Stored dataset items:
** start **

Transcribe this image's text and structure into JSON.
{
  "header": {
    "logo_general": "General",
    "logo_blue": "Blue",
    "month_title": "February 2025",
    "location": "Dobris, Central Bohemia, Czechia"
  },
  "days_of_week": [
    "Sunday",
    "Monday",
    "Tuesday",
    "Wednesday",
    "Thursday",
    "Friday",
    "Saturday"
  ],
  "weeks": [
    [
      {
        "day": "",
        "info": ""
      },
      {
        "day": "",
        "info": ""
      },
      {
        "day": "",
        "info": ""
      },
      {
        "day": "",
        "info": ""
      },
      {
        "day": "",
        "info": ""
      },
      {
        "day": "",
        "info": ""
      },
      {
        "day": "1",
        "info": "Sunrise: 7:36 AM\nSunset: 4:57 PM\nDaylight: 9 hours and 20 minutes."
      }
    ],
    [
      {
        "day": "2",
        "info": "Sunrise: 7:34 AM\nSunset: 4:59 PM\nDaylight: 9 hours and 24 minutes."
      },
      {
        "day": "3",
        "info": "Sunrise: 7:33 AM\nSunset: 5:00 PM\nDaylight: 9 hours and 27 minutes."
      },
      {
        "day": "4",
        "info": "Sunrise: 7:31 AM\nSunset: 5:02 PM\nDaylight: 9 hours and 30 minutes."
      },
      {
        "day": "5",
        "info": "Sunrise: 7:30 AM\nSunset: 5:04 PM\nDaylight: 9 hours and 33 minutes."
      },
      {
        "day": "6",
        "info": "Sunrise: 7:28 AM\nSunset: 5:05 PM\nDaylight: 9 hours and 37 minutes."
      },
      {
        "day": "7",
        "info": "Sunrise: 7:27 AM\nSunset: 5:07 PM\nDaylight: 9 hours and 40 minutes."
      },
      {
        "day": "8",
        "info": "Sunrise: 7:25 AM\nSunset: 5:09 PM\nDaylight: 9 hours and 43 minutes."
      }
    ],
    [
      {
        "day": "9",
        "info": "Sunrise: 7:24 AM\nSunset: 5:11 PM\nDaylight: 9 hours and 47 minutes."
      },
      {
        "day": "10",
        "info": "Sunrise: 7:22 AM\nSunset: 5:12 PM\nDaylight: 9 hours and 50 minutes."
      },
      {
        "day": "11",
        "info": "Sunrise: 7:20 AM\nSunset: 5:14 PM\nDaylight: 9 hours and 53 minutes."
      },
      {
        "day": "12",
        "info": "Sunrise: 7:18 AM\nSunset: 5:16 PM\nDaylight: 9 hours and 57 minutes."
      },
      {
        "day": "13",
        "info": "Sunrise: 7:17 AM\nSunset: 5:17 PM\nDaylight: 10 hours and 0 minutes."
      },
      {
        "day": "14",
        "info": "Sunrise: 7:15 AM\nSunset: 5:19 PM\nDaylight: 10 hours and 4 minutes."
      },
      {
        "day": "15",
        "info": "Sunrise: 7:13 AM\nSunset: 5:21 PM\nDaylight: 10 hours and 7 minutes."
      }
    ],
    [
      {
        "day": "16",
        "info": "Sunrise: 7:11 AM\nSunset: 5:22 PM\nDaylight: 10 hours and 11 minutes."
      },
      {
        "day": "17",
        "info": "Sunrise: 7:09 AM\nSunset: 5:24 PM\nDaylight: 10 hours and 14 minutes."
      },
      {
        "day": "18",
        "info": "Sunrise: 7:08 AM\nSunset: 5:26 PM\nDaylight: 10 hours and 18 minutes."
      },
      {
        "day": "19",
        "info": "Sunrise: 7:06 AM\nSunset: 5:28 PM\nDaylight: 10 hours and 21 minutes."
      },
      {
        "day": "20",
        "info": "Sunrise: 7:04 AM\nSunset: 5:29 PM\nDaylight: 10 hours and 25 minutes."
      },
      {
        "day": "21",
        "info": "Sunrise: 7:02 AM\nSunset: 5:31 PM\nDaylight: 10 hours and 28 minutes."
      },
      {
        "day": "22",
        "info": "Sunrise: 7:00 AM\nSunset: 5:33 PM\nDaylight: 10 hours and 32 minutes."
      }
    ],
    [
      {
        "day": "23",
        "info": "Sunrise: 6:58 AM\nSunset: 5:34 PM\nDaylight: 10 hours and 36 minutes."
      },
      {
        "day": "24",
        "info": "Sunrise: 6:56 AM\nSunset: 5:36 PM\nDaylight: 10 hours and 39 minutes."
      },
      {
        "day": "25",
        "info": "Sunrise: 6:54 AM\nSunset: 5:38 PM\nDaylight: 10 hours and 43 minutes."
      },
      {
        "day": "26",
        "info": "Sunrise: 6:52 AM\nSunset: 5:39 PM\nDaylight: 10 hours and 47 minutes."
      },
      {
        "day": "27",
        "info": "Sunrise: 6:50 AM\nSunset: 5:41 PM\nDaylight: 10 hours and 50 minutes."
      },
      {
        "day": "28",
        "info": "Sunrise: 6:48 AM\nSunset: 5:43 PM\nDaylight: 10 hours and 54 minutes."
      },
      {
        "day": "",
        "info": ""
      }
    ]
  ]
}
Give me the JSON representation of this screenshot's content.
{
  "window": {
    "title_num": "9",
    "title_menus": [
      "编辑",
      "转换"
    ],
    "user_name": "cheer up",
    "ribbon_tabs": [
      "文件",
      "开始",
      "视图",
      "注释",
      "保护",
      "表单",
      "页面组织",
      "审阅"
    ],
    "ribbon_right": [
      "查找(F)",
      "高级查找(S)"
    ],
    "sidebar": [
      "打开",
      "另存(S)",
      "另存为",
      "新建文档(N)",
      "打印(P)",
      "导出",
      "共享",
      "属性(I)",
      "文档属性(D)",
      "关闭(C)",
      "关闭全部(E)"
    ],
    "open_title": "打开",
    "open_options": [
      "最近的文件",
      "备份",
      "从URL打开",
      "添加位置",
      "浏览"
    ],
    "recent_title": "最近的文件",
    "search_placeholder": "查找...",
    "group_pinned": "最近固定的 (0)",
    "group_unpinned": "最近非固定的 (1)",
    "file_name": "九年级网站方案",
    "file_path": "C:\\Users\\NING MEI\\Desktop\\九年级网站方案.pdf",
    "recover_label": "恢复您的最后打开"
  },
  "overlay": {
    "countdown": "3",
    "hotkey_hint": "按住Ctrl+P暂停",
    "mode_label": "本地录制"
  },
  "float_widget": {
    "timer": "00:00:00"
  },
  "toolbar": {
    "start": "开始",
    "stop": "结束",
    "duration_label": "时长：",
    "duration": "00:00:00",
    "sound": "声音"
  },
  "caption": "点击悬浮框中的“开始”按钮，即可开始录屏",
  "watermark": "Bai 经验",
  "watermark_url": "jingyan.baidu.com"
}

** end **

**To be done:** In the entries above, find each line with the string "JSON" and copy it.

**Exercise result:**
Transcribe this image's text and structure into JSON.
Give me the JSON representation of this screenshot's content.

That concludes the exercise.